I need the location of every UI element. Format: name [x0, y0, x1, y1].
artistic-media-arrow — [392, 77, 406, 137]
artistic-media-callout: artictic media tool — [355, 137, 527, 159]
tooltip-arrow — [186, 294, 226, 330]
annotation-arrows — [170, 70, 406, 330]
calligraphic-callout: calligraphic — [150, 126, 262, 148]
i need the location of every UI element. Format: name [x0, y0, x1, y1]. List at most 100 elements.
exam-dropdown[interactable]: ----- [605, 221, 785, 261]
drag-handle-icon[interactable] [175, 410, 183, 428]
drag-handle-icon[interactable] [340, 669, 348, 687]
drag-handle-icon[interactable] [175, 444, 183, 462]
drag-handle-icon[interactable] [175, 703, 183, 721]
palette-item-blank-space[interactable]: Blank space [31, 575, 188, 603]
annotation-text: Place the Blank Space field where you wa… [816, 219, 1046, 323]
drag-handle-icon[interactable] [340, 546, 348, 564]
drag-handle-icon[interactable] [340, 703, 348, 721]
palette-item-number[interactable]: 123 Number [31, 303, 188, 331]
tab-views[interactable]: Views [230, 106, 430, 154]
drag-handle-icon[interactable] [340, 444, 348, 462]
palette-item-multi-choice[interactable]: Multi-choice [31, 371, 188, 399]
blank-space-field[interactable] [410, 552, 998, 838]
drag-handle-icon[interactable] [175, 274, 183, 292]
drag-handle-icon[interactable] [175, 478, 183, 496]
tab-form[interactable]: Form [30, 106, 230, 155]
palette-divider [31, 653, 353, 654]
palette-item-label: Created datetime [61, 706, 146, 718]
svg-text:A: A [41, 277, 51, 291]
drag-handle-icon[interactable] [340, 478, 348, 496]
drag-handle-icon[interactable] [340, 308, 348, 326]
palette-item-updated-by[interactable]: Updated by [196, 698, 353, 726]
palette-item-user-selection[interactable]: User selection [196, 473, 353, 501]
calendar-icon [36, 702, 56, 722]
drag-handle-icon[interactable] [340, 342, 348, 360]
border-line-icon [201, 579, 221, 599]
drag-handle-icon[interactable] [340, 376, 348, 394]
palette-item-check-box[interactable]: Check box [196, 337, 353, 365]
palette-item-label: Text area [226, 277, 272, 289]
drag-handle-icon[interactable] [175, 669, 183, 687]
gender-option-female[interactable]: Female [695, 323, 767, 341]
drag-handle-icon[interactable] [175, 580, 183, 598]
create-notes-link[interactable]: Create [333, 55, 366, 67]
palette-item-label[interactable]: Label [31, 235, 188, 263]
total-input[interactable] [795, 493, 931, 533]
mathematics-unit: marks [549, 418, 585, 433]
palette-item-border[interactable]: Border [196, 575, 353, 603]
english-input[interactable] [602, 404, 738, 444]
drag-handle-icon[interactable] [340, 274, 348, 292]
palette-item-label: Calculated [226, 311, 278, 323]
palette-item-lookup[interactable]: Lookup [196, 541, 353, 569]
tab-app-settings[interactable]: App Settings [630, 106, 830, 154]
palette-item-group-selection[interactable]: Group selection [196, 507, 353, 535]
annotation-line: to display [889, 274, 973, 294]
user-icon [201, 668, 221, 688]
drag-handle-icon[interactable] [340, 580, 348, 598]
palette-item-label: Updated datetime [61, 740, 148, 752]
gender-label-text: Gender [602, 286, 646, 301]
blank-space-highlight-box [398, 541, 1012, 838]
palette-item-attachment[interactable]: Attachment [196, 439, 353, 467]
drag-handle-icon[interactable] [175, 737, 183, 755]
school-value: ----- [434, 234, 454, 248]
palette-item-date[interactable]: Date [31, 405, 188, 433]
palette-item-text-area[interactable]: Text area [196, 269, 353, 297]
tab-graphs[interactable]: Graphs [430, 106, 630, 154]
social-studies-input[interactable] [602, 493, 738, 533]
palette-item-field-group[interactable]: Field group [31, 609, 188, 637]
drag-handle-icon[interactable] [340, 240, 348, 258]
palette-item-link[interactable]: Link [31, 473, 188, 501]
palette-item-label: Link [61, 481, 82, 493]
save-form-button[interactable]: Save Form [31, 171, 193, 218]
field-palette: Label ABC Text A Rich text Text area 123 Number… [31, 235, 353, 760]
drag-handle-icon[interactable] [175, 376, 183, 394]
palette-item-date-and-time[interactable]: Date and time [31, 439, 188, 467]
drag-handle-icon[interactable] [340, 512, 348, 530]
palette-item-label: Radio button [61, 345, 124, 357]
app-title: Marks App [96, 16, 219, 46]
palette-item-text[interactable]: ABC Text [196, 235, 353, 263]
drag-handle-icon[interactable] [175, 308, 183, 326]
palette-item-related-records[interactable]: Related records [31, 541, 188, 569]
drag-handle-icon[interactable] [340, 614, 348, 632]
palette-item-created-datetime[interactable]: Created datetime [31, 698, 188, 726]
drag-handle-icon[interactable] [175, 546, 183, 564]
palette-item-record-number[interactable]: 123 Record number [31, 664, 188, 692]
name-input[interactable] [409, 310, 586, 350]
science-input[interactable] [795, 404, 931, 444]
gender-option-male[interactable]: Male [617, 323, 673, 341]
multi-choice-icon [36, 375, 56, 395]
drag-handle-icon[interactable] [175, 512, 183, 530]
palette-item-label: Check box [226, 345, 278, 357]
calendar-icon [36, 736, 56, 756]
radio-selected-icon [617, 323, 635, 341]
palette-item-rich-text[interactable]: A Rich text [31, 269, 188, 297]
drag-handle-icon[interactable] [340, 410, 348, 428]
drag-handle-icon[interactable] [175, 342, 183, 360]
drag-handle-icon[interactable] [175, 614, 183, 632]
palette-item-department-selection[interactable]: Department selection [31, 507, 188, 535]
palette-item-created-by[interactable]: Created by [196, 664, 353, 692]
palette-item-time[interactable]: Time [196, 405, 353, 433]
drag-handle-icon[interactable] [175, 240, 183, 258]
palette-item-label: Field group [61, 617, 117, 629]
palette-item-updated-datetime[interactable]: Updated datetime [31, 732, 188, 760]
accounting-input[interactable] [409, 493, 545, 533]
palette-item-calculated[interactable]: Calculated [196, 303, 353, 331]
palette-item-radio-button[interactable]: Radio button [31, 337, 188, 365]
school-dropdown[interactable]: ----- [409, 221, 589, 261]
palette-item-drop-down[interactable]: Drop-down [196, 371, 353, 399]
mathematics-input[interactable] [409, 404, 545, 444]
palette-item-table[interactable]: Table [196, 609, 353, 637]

| DIRECTIONS |
Format the material as a numbered list, starting at its first line and ending at the line containing "palette-item-label: Created datetime", with both of those lines included. Skip any blank lines.

| WRITTEN REPLY |
1. I need the location of every UI element. Format: name [x0, y0, x1, y1].
2. artistic-media-arrow — [392, 77, 406, 137]
3. artistic-media-callout: artictic media tool — [355, 137, 527, 159]
4. tooltip-arrow — [186, 294, 226, 330]
5. annotation-arrows — [170, 70, 406, 330]
6. calligraphic-callout: calligraphic — [150, 126, 262, 148]
7. i need the location of every UI element. Format: name [x0, y0, x1, y1]. List at most 100 elements.
8. exam-dropdown[interactable]: ----- [605, 221, 785, 261]
9. drag-handle-icon[interactable] [175, 410, 183, 428]
10. drag-handle-icon[interactable] [340, 669, 348, 687]
11. drag-handle-icon[interactable] [175, 444, 183, 462]
12. drag-handle-icon[interactable] [175, 703, 183, 721]
13. palette-item-blank-space[interactable]: Blank space [31, 575, 188, 603]
14. annotation-text: Place the Blank Space field where you wa… [816, 219, 1046, 323]
15. drag-handle-icon[interactable] [340, 546, 348, 564]
16. drag-handle-icon[interactable] [340, 703, 348, 721]
17. palette-item-number[interactable]: 123 Number [31, 303, 188, 331]
18. tab-views[interactable]: Views [230, 106, 430, 154]
19. drag-handle-icon[interactable] [340, 444, 348, 462]
20. palette-item-multi-choice[interactable]: Multi-choice [31, 371, 188, 399]
21. blank-space-field[interactable] [410, 552, 998, 838]
22. drag-handle-icon[interactable] [175, 274, 183, 292]
23. drag-handle-icon[interactable] [175, 478, 183, 496]
24. tab-form[interactable]: Form [30, 106, 230, 155]
25. palette-divider [31, 653, 353, 654]
26. palette-item-label: Created datetime [61, 706, 146, 718]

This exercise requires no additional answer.